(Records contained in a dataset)
□ □ □ □ □ □ □

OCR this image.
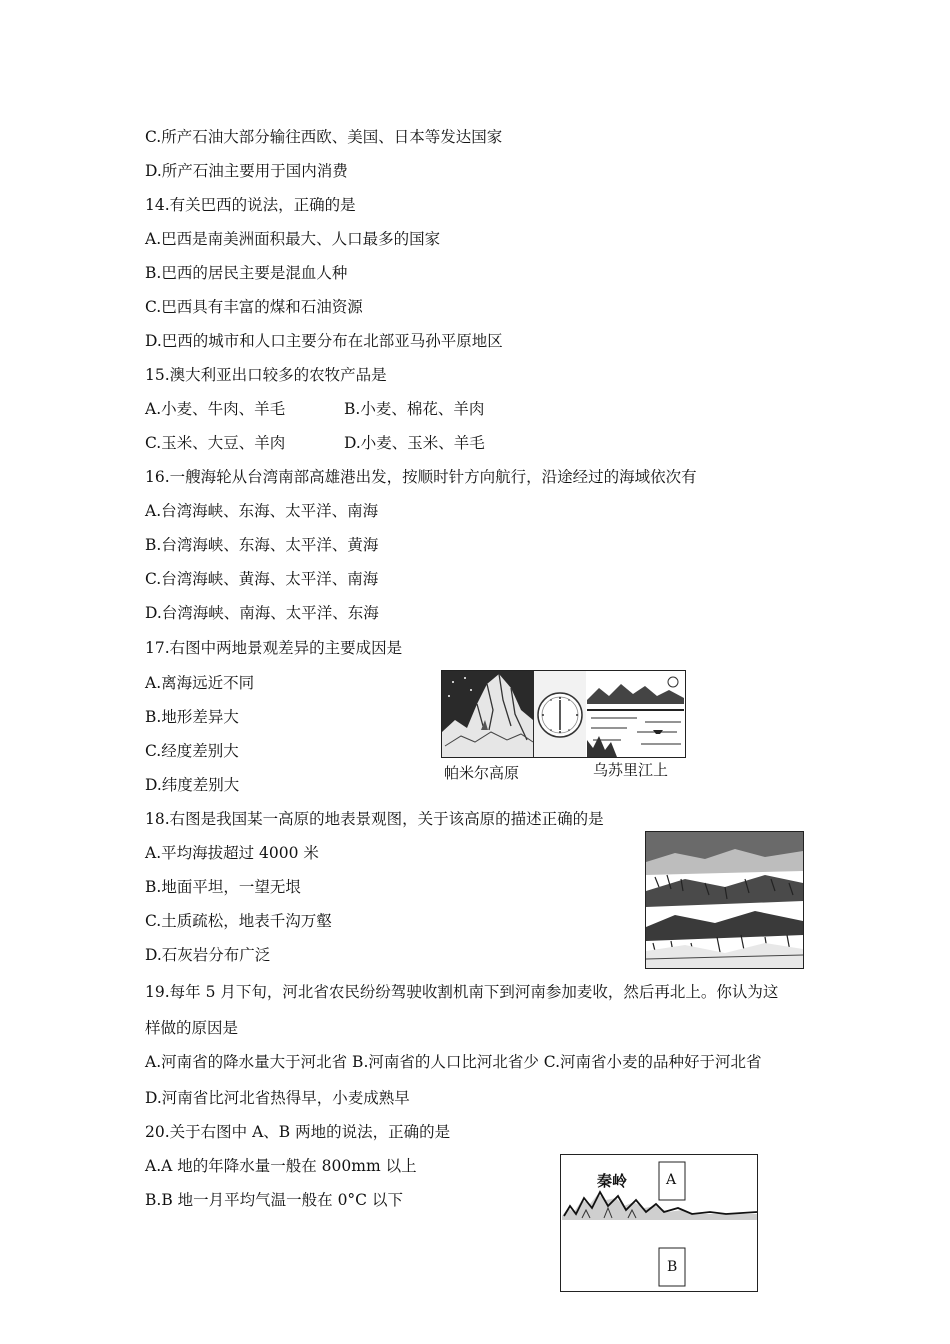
C.所产石油大部分输往西欧、美国、日本等发达国家
D.所产石油主要用于国内消费
14.有关巴西的说法，正确的是
A.巴西是南美洲面积最大、人口最多的国家
B.巴西的居民主要是混血人种
C.巴西具有丰富的煤和石油资源
D.巴西的城市和人口主要分布在北部亚马孙平原地区
15.澳大利亚出口较多的农牧产品是
A.小麦、牛肉、羊毛	B.小麦、棉花、羊肉
C.玉米、大豆、羊肉	D.小麦、玉米、羊毛
16.一艘海轮从台湾南部高雄港出发，按顺时针方向航行，沿途经过的海域依次有
A.台湾海峡、东海、太平洋、南海
B.台湾海峡、东海、太平洋、黄海
C.台湾海峡、黄海、太平洋、南海
D.台湾海峡、南海、太平洋、东海
17.右图中两地景观差异的主要成因是
A.离海远近不同
B.地形差异大
C.经度差别大
D.纬度差别大
18.右图是我国某一高原的地表景观图，关于该高原的描述正确的是
A.平均海拔超过 4000 米
B.地面平坦，一望无垠
C.土质疏松，地表千沟万壑
D.石灰岩分布广泛
19.每年 5 月下旬，河北省农民纷纷驾驶收割机南下到河南参加麦收，然后再北上。你认为这
样做的原因是
A.河南省的降水量大于河北省 B.河南省的人口比河北省少 C.河南省小麦的品种好于河北省
D.河南省比河北省热得早，小麦成熟早
20.关于右图中 A、B 两地的说法，正确的是
A.A 地的年降水量一般在 800mm 以上
B.B 地一月平均气温一般在 0°C 以下
帕米尔高原	乌苏里江上
秦岭	A
B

□ □ □ □ □ □ □

* Do this
Write out each line again precisely as it appears, skipping every picture.

* Answer to this exercise
OCR this image.
C.所产石油大部分输往西欧、美国、日本等发达国家
D.所产石油主要用于国内消费
14.有关巴西的说法，正确的是
A.巴西是南美洲面积最大、人口最多的国家
B.巴西的居民主要是混血人种
C.巴西具有丰富的煤和石油资源
D.巴西的城市和人口主要分布在北部亚马孙平原地区
15.澳大利亚出口较多的农牧产品是
A.小麦、牛肉、羊毛	B.小麦、棉花、羊肉
C.玉米、大豆、羊肉	D.小麦、玉米、羊毛
16.一艘海轮从台湾南部高雄港出发，按顺时针方向航行，沿途经过的海域依次有
A.台湾海峡、东海、太平洋、南海
B.台湾海峡、东海、太平洋、黄海
C.台湾海峡、黄海、太平洋、南海
D.台湾海峡、南海、太平洋、东海
17.右图中两地景观差异的主要成因是
A.离海远近不同
B.地形差异大
C.经度差别大
D.纬度差别大
18.右图是我国某一高原的地表景观图，关于该高原的描述正确的是
A.平均海拔超过 4000 米
B.地面平坦，一望无垠
C.土质疏松，地表千沟万壑
D.石灰岩分布广泛
19.每年 5 月下旬，河北省农民纷纷驾驶收割机南下到河南参加麦收，然后再北上。你认为这
样做的原因是
A.河南省的降水量大于河北省 B.河南省的人口比河北省少 C.河南省小麦的品种好于河北省
D.河南省比河北省热得早，小麦成熟早
20.关于右图中 A、B 两地的说法，正确的是
A.A 地的年降水量一般在 800mm 以上
B.B 地一月平均气温一般在 0°C 以下
帕米尔高原	乌苏里江上
秦岭	A
B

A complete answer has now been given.